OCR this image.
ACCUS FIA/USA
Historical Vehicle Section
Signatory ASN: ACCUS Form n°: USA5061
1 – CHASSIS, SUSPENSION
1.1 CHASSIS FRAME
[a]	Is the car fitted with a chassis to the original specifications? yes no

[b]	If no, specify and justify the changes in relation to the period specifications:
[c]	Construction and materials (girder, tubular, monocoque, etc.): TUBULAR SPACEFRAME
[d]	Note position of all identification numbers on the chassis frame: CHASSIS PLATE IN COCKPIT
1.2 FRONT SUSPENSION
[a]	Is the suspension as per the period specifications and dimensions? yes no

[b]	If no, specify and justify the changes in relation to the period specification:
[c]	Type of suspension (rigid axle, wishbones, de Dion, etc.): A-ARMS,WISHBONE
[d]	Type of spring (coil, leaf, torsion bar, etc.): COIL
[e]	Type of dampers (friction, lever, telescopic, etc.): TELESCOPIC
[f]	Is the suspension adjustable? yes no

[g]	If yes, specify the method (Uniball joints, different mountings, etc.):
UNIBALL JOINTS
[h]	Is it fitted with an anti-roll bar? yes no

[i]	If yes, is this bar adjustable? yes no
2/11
══════════
Challenge: Above are the records. Copy every line in them holding "with".

Answer for this exercise:
[a]	Is the car fitted with a chassis to the original specifications? yes no
[h]	Is it fitted with an anti-roll bar? yes no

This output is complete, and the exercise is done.